▸ **Aim**:
List each line of the data that holds the string "Boulevard".

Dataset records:

>> start

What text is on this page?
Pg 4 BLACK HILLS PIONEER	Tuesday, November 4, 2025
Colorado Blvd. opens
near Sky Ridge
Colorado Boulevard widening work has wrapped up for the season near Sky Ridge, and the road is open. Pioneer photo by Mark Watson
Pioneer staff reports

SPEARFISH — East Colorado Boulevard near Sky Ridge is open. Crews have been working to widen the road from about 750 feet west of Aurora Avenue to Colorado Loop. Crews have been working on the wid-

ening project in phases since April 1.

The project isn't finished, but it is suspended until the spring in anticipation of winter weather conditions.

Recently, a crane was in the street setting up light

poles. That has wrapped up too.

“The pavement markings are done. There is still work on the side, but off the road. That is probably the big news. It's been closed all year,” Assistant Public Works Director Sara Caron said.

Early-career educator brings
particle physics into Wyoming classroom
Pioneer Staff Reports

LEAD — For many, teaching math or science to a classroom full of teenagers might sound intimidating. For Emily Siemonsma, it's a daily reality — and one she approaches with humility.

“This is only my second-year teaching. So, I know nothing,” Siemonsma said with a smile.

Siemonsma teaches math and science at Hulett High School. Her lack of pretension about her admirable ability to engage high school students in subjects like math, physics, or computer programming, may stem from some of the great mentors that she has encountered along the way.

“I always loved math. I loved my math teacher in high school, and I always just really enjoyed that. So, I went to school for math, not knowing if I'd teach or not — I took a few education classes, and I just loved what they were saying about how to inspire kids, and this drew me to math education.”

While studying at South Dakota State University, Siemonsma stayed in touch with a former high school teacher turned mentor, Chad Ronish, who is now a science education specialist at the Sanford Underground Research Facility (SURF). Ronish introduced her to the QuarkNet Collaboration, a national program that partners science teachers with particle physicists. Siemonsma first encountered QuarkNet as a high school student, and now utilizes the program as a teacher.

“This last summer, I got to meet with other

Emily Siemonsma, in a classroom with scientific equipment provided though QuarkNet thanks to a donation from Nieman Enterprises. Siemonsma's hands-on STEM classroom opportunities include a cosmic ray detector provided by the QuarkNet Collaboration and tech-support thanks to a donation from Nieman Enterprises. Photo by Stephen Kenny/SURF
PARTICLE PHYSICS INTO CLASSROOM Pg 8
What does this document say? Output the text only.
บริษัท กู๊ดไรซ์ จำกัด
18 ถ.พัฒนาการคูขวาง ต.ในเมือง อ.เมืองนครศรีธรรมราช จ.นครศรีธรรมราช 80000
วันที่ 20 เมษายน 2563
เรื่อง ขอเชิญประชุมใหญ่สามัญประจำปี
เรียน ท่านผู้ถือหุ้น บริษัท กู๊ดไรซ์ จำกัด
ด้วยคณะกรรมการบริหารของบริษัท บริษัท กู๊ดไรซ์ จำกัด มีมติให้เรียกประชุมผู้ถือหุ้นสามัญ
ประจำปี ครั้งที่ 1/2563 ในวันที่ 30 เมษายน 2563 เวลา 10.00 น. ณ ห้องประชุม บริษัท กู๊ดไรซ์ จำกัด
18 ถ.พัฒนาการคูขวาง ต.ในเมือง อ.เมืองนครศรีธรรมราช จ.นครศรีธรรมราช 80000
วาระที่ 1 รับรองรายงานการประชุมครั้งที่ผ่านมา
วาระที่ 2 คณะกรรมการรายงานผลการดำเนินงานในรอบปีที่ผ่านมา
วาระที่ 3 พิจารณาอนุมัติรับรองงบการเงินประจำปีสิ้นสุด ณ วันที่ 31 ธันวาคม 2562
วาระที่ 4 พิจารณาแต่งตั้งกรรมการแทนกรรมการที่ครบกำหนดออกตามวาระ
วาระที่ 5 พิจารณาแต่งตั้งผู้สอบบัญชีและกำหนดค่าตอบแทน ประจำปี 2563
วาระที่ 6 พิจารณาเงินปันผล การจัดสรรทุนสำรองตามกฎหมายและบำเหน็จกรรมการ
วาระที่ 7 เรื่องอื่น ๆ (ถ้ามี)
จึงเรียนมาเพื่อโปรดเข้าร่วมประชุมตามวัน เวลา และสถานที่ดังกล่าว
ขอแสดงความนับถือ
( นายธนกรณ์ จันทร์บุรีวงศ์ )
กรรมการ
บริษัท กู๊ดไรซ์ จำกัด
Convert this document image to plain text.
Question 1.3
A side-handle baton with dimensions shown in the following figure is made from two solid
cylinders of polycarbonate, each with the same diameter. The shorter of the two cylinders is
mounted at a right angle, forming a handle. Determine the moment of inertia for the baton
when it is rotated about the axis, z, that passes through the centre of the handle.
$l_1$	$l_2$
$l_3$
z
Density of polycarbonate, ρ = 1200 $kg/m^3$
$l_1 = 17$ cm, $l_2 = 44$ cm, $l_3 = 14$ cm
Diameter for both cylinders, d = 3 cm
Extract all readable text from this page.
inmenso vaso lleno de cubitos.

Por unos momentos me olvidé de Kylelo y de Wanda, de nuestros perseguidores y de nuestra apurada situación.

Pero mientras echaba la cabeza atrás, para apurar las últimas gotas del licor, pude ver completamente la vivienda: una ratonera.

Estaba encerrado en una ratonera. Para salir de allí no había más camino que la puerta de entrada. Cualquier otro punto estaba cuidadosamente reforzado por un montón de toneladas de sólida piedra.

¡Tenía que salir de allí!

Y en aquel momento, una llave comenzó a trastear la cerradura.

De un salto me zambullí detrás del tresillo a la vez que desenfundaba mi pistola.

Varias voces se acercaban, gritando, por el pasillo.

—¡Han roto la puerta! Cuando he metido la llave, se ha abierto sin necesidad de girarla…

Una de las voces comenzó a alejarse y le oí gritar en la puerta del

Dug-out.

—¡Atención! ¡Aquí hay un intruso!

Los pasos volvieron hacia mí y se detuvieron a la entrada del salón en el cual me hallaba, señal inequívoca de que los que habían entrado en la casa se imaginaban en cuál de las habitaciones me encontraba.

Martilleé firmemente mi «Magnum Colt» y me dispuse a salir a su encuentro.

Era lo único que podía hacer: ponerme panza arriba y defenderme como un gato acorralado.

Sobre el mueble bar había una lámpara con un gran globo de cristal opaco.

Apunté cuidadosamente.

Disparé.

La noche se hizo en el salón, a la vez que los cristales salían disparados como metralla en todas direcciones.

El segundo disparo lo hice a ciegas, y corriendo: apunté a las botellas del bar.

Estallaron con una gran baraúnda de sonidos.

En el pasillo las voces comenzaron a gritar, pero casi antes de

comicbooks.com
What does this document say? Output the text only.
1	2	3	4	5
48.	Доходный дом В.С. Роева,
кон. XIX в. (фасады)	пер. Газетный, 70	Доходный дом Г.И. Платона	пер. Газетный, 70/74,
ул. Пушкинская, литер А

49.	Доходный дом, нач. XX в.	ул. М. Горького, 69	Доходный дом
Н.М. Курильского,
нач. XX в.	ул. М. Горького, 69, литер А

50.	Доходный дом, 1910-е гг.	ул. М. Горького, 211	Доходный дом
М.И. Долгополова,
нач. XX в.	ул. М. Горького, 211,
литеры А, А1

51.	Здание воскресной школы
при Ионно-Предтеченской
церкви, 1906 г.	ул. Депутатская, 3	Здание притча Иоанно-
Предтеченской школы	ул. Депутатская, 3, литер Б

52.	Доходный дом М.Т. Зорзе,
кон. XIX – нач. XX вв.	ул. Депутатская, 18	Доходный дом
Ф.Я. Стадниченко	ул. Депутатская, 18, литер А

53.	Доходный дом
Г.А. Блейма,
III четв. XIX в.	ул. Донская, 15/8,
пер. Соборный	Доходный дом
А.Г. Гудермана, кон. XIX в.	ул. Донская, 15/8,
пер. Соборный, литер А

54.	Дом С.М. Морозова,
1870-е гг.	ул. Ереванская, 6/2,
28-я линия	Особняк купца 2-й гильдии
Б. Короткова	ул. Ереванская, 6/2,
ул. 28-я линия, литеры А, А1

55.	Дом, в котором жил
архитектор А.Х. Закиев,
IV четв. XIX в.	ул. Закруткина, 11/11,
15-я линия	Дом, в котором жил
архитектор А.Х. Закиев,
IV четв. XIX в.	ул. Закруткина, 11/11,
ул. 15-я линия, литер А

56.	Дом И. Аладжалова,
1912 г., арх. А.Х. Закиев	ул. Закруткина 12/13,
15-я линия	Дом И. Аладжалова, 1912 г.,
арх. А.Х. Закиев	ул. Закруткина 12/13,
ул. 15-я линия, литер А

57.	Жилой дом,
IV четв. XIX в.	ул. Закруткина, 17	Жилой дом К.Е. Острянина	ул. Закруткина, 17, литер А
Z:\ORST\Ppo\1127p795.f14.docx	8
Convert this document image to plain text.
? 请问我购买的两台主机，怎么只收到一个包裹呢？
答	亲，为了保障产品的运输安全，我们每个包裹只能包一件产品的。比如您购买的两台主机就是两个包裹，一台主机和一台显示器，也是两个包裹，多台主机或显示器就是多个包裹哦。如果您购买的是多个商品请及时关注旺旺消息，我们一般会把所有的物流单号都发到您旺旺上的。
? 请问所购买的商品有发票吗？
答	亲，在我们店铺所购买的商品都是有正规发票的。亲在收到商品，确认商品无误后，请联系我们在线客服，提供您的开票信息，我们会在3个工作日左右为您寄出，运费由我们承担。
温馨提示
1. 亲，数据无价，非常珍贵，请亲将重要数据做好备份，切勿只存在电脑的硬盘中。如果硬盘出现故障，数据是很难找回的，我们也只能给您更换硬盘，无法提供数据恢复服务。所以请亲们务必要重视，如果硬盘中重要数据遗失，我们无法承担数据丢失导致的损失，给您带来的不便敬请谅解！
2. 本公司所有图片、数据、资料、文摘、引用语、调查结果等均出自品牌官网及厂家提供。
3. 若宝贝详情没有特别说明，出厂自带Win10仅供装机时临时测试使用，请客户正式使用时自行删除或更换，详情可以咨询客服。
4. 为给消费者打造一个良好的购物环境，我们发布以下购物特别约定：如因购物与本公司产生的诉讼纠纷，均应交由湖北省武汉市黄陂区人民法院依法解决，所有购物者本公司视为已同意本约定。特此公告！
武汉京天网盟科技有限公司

>> end

▸ **Solution to this task**:
Colorado Boulevard widening work has wrapped up for the season near Sky Ridge, and the road is open. Pioneer photo by Mark Watson
SPEARFISH — East Colorado Boulevard near Sky Ridge is open. Crews have been working to widen the road from about 750 feet west of Aurora Avenue to Colorado Loop. Crews have been working on the wid-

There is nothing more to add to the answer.